**Task brief:**
Below are records to repeat exactly. Omit the pictures from the copy.

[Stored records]

[START]

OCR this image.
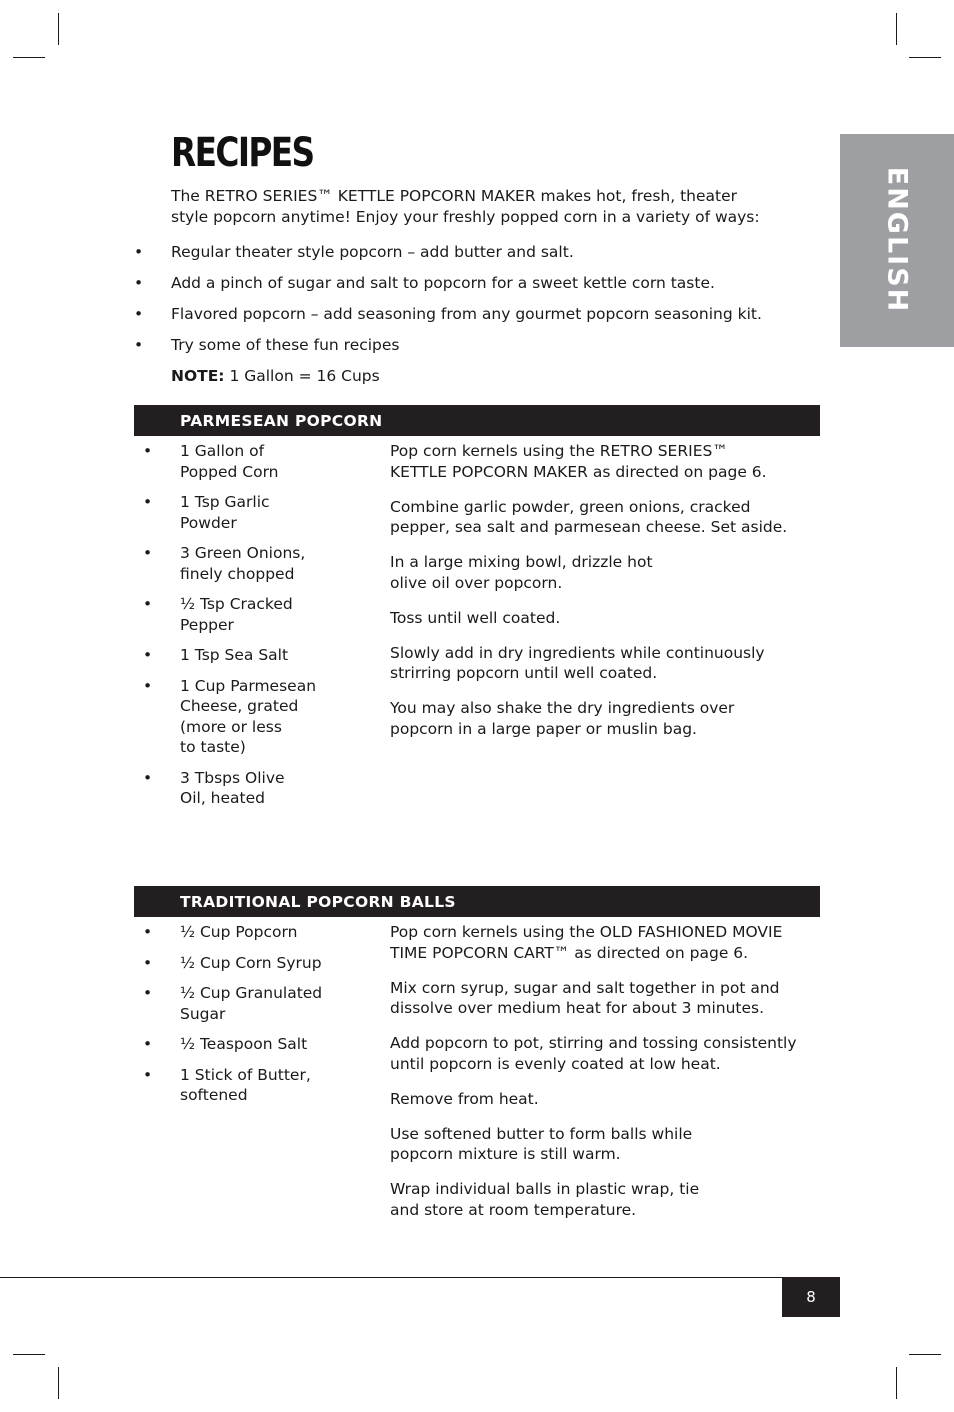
RECIPES
The RETRO SERIES™ KETTLE POPCORN MAKER makes hot, fresh, theater
style popcorn anytime! Enjoy your freshly popped corn in a variety of ways:
• Regular theater style popcorn – add butter and salt.
• Add a pinch of sugar and salt to popcorn for a sweet kettle corn taste.
• Flavored popcorn – add seasoning from any gourmet popcorn seasoning kit.
• Try some of these fun recipes
NOTE: 1 Gallon = 16 Cups
PARMESEAN POPCORN
• 1 Gallon of
Popped Corn
• 1 Tsp Garlic
Powder
• 3 Green Onions,
finely chopped
• ½ Tsp Cracked
Pepper
• 1 Tsp Sea Salt
• 1 Cup Parmesean
Cheese, grated
(more or less
to taste)
• 3 Tbsps Olive
Oil, heated

Pop corn kernels using the RETRO SERIES™
KETTLE POPCORN MAKER as directed on page 6.

Combine garlic powder, green onions, cracked
pepper, sea salt and parmesean cheese. Set aside.

In a large mixing bowl, drizzle hot
olive oil over popcorn.

Toss until well coated.

Slowly add in dry ingredients while continuously
strirring popcorn until well coated.

You may also shake the dry ingredients over
popcorn in a large paper or muslin bag.

TRADITIONAL POPCORN BALLS
• ½ Cup Popcorn
• ½ Cup Corn Syrup
• ½ Cup Granulated
Sugar
• ½ Teaspoon Salt
• 1 Stick of Butter,
softened

Pop corn kernels using the OLD FASHIONED MOVIE
TIME POPCORN CART™ as directed on page 6.

Mix corn syrup, sugar and salt together in pot and
dissolve over medium heat for about 3 minutes.

Add popcorn to pot, stirring and tossing consistently
until popcorn is evenly coated at low heat.

Remove from heat.

Use softened butter to form balls while
popcorn mixture is still warm.

Wrap individual balls in plastic wrap, tie
and store at room temperature.

ENGLISH
8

[END]

**Reply:**
OCR this image.
RECIPES
The RETRO SERIES™ KETTLE POPCORN MAKER makes hot, fresh, theater
style popcorn anytime! Enjoy your freshly popped corn in a variety of ways:
• Regular theater style popcorn – add butter and salt.
• Add a pinch of sugar and salt to popcorn for a sweet kettle corn taste.
• Flavored popcorn – add seasoning from any gourmet popcorn seasoning kit.
• Try some of these fun recipes
NOTE: 1 Gallon = 16 Cups
PARMESEAN POPCORN
• 1 Gallon of
Popped Corn
• 1 Tsp Garlic
Powder
• 3 Green Onions,
finely chopped
• ½ Tsp Cracked
Pepper
• 1 Tsp Sea Salt
• 1 Cup Parmesean
Cheese, grated
(more or less
to taste)
• 3 Tbsps Olive
Oil, heated

Pop corn kernels using the RETRO SERIES™
KETTLE POPCORN MAKER as directed on page 6.

Combine garlic powder, green onions, cracked
pepper, sea salt and parmesean cheese. Set aside.

In a large mixing bowl, drizzle hot
olive oil over popcorn.

Toss until well coated.

Slowly add in dry ingredients while continuously
strirring popcorn until well coated.

You may also shake the dry ingredients over
popcorn in a large paper or muslin bag.

TRADITIONAL POPCORN BALLS
• ½ Cup Popcorn
• ½ Cup Corn Syrup
• ½ Cup Granulated
Sugar
• ½ Teaspoon Salt
• 1 Stick of Butter,
softened

Pop corn kernels using the OLD FASHIONED MOVIE
TIME POPCORN CART™ as directed on page 6.

Mix corn syrup, sugar and salt together in pot and
dissolve over medium heat for about 3 minutes.

Add popcorn to pot, stirring and tossing consistently
until popcorn is evenly coated at low heat.

Remove from heat.

Use softened butter to form balls while
popcorn mixture is still warm.

Wrap individual balls in plastic wrap, tie
and store at room temperature.

ENGLISH
8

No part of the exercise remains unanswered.